◆ **Data**
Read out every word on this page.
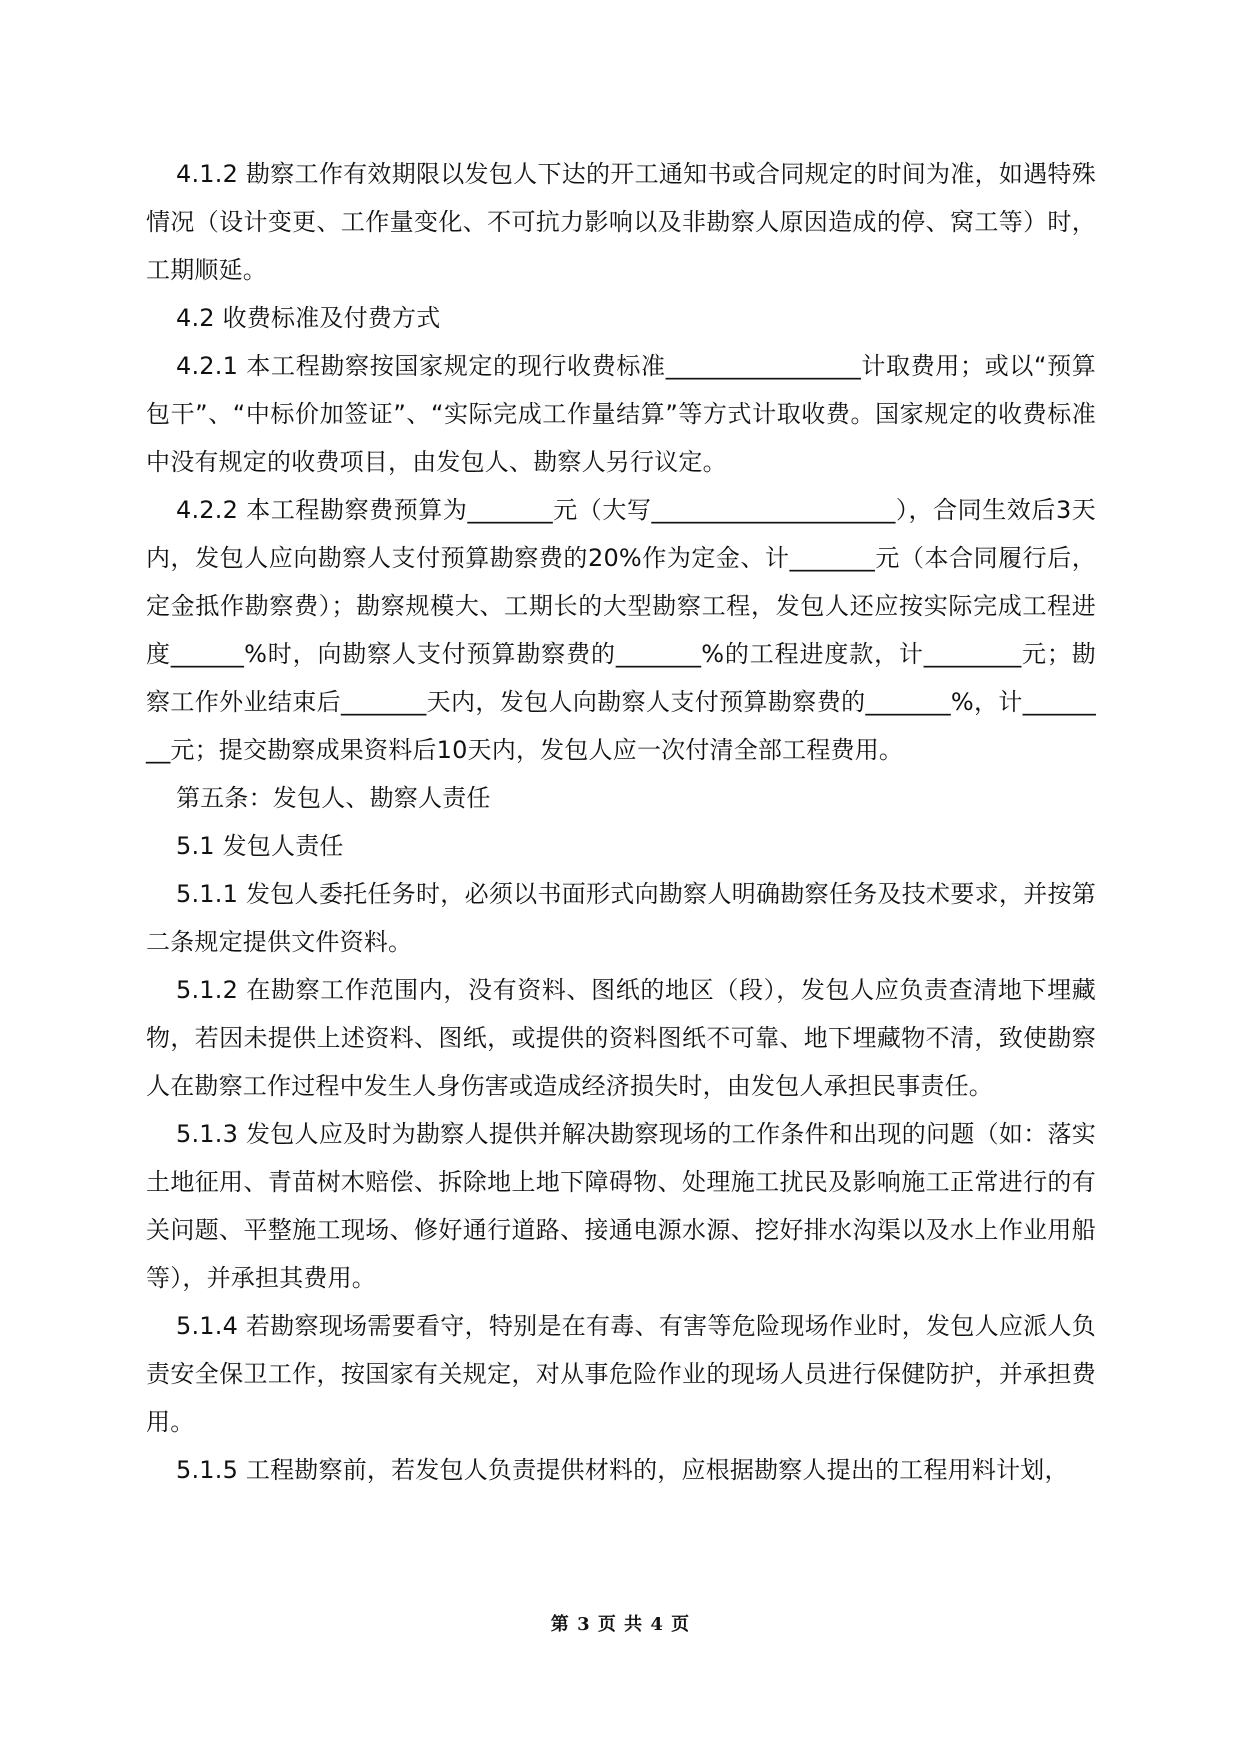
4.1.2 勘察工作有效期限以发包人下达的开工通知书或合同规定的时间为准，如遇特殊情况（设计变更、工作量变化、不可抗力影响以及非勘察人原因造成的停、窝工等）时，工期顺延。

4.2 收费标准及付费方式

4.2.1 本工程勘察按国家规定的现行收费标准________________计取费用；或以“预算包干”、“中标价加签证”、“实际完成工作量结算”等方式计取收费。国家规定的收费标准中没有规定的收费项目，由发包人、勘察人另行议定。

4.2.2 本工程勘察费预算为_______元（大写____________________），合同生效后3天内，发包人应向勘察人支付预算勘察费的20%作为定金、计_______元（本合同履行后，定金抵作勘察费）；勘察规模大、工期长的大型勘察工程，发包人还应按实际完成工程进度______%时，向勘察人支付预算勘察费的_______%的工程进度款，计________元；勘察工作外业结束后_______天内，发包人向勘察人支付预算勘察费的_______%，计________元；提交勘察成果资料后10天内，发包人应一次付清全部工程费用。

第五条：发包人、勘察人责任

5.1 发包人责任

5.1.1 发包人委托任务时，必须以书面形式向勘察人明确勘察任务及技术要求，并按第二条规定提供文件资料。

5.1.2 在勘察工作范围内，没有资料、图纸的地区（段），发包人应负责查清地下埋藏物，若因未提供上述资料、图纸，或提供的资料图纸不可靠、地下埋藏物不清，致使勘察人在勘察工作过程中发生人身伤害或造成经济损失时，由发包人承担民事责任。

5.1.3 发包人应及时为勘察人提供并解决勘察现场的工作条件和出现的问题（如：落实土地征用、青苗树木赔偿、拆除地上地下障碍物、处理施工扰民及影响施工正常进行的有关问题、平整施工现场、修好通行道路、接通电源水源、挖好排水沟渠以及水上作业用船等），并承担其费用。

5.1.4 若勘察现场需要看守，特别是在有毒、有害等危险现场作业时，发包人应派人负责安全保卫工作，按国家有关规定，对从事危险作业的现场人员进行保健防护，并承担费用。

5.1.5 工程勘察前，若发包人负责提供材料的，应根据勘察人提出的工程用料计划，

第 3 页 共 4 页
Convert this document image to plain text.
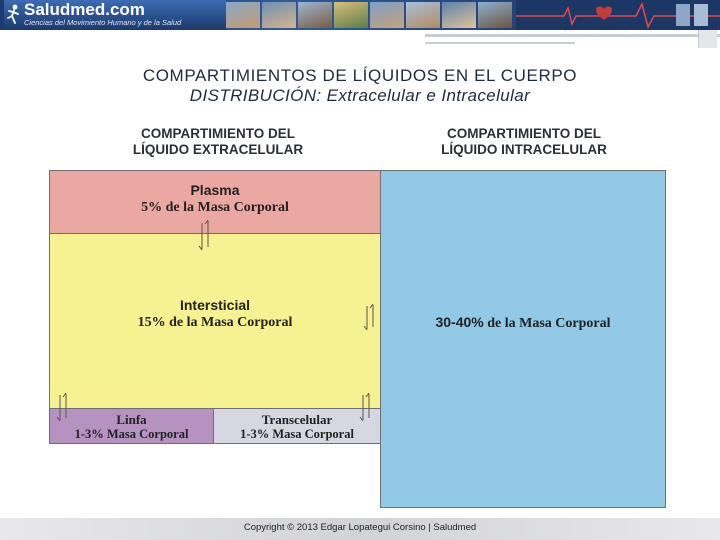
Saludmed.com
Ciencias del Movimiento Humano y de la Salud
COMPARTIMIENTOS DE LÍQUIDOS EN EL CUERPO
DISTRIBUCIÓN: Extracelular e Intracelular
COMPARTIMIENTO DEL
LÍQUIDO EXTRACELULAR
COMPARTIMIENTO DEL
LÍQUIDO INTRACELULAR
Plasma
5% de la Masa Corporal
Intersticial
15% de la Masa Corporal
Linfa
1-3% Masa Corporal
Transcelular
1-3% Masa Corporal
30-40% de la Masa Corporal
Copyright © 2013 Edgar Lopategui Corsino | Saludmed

◆ **Task instructions**
Reply with only the number of lines in the material above where the string "this" appears.

◆ **Solution**
2